--- Start DATA TO PROCESS ---
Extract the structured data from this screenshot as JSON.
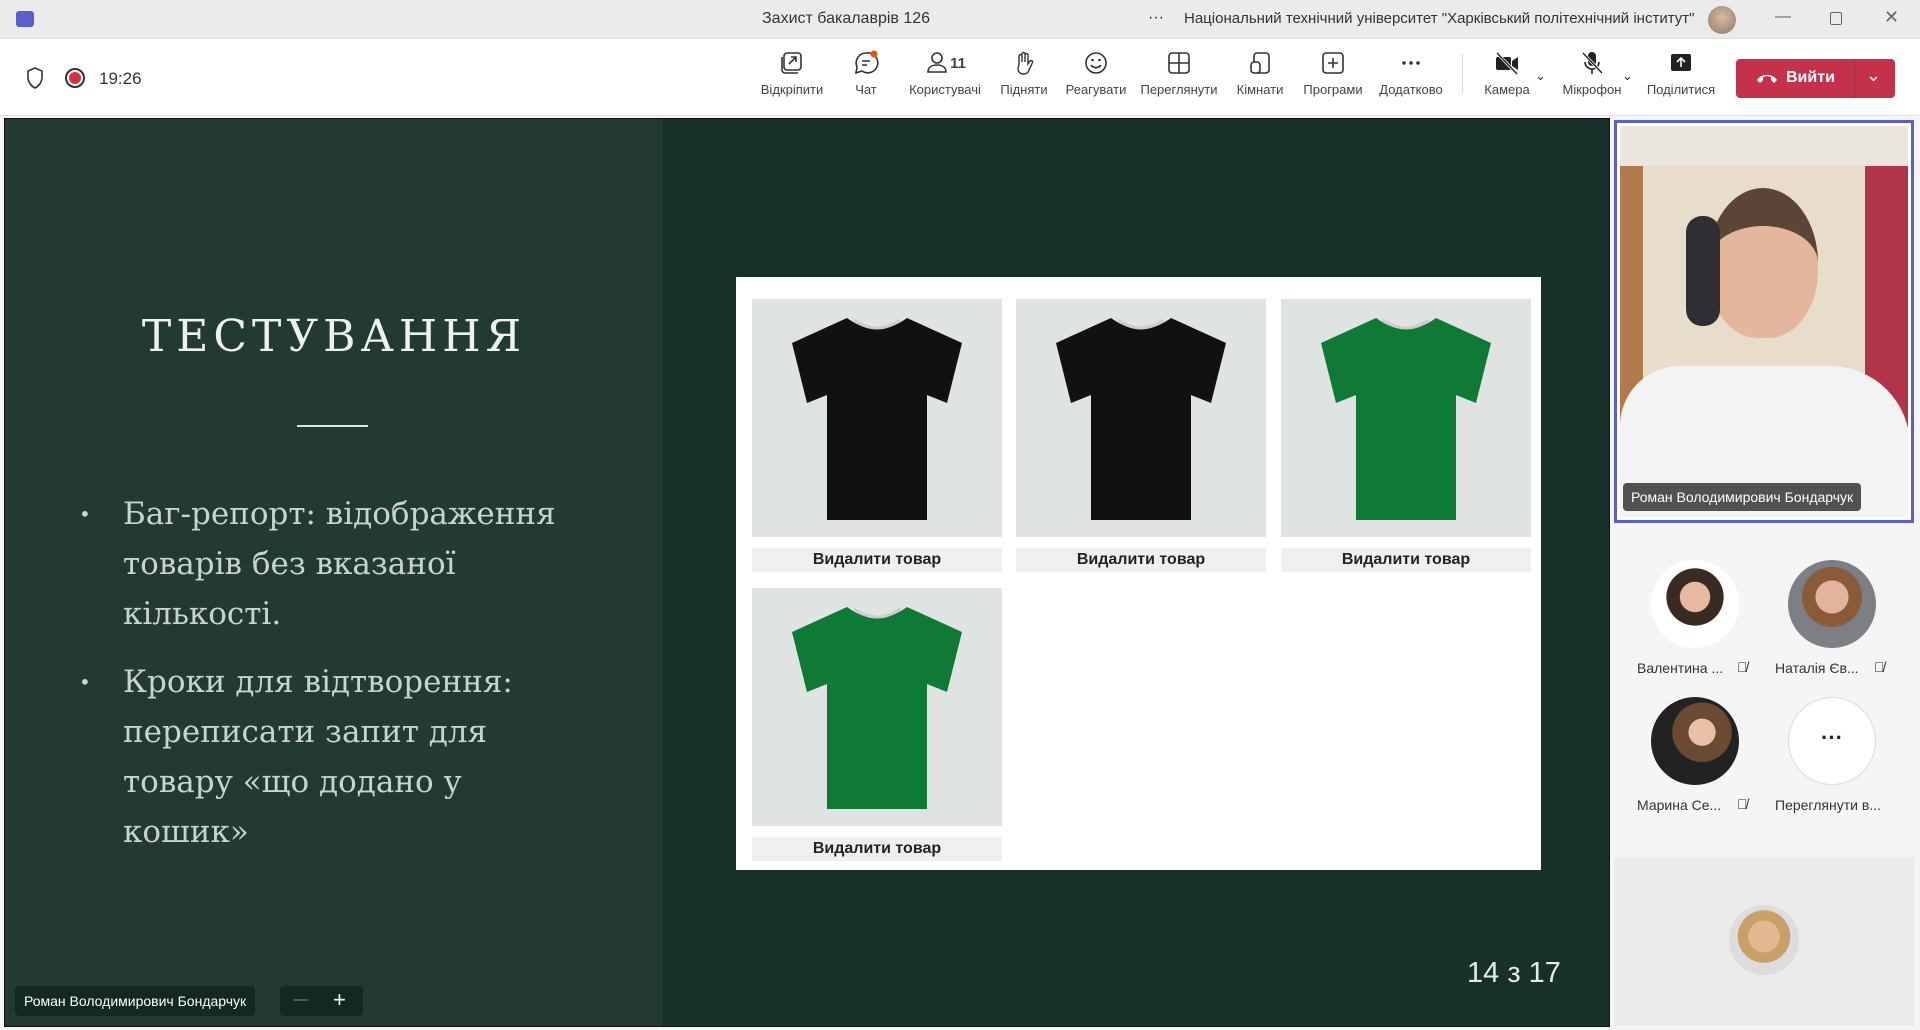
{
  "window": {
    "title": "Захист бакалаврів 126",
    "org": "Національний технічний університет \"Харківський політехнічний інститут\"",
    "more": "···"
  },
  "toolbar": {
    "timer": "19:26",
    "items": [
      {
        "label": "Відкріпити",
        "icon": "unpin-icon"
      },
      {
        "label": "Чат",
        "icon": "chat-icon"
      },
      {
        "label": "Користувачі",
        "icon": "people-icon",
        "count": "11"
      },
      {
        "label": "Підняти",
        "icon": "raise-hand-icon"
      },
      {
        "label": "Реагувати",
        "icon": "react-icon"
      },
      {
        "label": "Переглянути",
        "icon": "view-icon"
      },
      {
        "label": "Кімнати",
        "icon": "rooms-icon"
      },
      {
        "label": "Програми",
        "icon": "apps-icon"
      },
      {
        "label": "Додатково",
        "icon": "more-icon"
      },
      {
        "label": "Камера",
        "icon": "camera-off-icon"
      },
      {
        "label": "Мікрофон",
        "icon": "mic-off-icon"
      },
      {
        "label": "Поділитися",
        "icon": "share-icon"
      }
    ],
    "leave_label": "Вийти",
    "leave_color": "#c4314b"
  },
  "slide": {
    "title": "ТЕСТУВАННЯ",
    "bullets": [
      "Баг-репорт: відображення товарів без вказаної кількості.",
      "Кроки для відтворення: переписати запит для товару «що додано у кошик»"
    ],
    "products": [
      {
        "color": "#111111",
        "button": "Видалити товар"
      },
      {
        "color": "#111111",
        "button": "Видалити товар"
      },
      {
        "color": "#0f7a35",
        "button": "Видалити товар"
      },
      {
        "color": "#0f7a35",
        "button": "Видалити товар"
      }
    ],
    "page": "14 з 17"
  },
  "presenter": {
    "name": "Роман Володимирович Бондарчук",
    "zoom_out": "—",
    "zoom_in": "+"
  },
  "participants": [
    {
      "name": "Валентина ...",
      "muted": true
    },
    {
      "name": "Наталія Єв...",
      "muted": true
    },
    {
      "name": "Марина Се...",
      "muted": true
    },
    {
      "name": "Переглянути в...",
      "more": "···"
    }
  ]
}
--- End DATA TO PROCESS ---
TO BE DONE | Gather up every line from the listing above in which the word "Переглянути" occurs.

ANSWER IN FULL |
        "label": "Переглянути",
      "name": "Переглянути в...",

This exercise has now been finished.